YOUR GOAL: Repeat everything in the material exactly.
**** RECORDS PROVIDED
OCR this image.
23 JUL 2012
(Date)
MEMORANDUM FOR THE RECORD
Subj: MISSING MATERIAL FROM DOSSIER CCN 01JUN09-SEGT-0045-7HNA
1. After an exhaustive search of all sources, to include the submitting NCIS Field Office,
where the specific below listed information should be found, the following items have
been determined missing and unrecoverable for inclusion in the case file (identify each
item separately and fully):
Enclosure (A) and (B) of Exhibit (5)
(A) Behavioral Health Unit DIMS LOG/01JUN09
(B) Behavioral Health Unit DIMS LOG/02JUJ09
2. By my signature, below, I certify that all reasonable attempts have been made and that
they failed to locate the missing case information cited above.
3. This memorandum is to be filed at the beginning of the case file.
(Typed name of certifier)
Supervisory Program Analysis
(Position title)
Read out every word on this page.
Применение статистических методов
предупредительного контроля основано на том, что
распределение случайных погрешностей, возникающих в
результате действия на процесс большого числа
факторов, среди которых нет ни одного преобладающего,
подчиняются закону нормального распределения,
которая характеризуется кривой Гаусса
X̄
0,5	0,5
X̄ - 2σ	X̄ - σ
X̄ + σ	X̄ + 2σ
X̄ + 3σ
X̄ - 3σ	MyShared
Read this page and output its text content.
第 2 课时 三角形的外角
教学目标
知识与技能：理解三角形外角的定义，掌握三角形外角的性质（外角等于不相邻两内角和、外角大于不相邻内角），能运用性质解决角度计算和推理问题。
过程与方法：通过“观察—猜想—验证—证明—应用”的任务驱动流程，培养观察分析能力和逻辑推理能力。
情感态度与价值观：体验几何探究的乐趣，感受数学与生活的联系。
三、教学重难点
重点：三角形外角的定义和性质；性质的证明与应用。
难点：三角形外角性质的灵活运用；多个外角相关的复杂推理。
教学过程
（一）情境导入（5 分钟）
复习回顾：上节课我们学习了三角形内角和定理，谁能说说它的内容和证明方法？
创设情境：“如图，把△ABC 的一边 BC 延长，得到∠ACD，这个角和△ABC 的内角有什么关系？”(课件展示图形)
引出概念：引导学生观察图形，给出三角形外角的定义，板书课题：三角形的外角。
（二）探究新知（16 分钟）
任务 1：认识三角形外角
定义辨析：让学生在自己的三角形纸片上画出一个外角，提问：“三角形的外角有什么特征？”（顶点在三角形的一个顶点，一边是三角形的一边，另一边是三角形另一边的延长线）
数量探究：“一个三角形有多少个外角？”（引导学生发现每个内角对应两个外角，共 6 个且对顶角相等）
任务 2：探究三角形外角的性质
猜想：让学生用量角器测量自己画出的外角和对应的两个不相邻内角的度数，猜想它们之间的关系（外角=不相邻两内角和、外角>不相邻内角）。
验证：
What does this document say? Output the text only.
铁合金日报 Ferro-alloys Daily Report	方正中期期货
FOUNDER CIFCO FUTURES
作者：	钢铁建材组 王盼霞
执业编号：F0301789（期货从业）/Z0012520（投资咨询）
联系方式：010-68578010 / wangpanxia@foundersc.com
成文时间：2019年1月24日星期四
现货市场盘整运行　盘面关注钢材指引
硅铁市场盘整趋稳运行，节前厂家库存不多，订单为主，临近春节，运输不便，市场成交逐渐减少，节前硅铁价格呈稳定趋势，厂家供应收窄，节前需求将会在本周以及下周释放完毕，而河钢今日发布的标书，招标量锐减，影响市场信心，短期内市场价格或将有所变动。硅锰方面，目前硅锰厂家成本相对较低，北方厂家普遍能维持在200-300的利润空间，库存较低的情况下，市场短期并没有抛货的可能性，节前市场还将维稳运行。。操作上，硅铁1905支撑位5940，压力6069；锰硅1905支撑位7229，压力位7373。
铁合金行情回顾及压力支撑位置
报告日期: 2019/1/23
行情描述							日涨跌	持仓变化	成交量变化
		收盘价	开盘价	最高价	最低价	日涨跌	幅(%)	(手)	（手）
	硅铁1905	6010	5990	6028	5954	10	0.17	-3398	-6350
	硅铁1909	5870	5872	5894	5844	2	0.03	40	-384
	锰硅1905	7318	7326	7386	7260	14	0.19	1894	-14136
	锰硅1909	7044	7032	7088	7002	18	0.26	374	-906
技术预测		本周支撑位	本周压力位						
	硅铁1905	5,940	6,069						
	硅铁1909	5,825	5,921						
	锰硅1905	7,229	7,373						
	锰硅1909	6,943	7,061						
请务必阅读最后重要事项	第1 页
********
RESULT OF THIS TASK:
OCR this image.
23 JUL 2012
(Date)
MEMORANDUM FOR THE RECORD
Subj: MISSING MATERIAL FROM DOSSIER CCN 01JUN09-SEGT-0045-7HNA
1. After an exhaustive search of all sources, to include the submitting NCIS Field Office,
where the specific below listed information should be found, the following items have
been determined missing and unrecoverable for inclusion in the case file (identify each
item separately and fully):
Enclosure (A) and (B) of Exhibit (5)
(A) Behavioral Health Unit DIMS LOG/01JUN09
(B) Behavioral Health Unit DIMS LOG/02JUJ09
2. By my signature, below, I certify that all reasonable attempts have been made and that
they failed to locate the missing case information cited above.
3. This memorandum is to be filed at the beginning of the case file.
(Typed name of certifier)
Supervisory Program Analysis
(Position title)
Read out every word on this page.
Применение статистических методов
предупредительного контроля основано на том, что
распределение случайных погрешностей, возникающих в
результате действия на процесс большого числа
факторов, среди которых нет ни одного преобладающего,
подчиняются закону нормального распределения,
которая характеризуется кривой Гаусса
X̄
0,5	0,5
X̄ - 2σ	X̄ - σ
X̄ + σ	X̄ + 2σ
X̄ + 3σ
X̄ - 3σ	MyShared
Read this page and output its text content.
第 2 课时 三角形的外角
教学目标
知识与技能：理解三角形外角的定义，掌握三角形外角的性质（外角等于不相邻两内角和、外角大于不相邻内角），能运用性质解决角度计算和推理问题。
过程与方法：通过“观察—猜想—验证—证明—应用”的任务驱动流程，培养观察分析能力和逻辑推理能力。
情感态度与价值观：体验几何探究的乐趣，感受数学与生活的联系。
三、教学重难点
重点：三角形外角的定义和性质；性质的证明与应用。
难点：三角形外角性质的灵活运用；多个外角相关的复杂推理。
教学过程
（一）情境导入（5 分钟）
复习回顾：上节课我们学习了三角形内角和定理，谁能说说它的内容和证明方法？
创设情境：“如图，把△ABC 的一边 BC 延长，得到∠ACD，这个角和△ABC 的内角有什么关系？”(课件展示图形)
引出概念：引导学生观察图形，给出三角形外角的定义，板书课题：三角形的外角。
（二）探究新知（16 分钟）
任务 1：认识三角形外角
定义辨析：让学生在自己的三角形纸片上画出一个外角，提问：“三角形的外角有什么特征？”（顶点在三角形的一个顶点，一边是三角形的一边，另一边是三角形另一边的延长线）
数量探究：“一个三角形有多少个外角？”（引导学生发现每个内角对应两个外角，共 6 个且对顶角相等）
任务 2：探究三角形外角的性质
猜想：让学生用量角器测量自己画出的外角和对应的两个不相邻内角的度数，猜想它们之间的关系（外角=不相邻两内角和、外角>不相邻内角）。
验证：
What does this document say? Output the text only.
铁合金日报 Ferro-alloys Daily Report	方正中期期货
FOUNDER CIFCO FUTURES
作者：	钢铁建材组 王盼霞
执业编号：F0301789（期货从业）/Z0012520（投资咨询）
联系方式：010-68578010 / wangpanxia@foundersc.com
成文时间：2019年1月24日星期四
现货市场盘整运行　盘面关注钢材指引
硅铁市场盘整趋稳运行，节前厂家库存不多，订单为主，临近春节，运输不便，市场成交逐渐减少，节前硅铁价格呈稳定趋势，厂家供应收窄，节前需求将会在本周以及下周释放完毕，而河钢今日发布的标书，招标量锐减，影响市场信心，短期内市场价格或将有所变动。硅锰方面，目前硅锰厂家成本相对较低，北方厂家普遍能维持在200-300的利润空间，库存较低的情况下，市场短期并没有抛货的可能性，节前市场还将维稳运行。。操作上，硅铁1905支撑位5940，压力6069；锰硅1905支撑位7229，压力位7373。
铁合金行情回顾及压力支撑位置
报告日期: 2019/1/23
行情描述							日涨跌	持仓变化	成交量变化
		收盘价	开盘价	最高价	最低价	日涨跌	幅(%)	(手)	（手）
	硅铁1905	6010	5990	6028	5954	10	0.17	-3398	-6350
	硅铁1909	5870	5872	5894	5844	2	0.03	40	-384
	锰硅1905	7318	7326	7386	7260	14	0.19	1894	-14136
	锰硅1909	7044	7032	7088	7002	18	0.26	374	-906
技术预测		本周支撑位	本周压力位						
	硅铁1905	5,940	6,069						
	硅铁1909	5,825	5,921						
	锰硅1905	7,229	7,373						
	锰硅1909	6,943	7,061						
请务必阅读最后重要事项	第1 页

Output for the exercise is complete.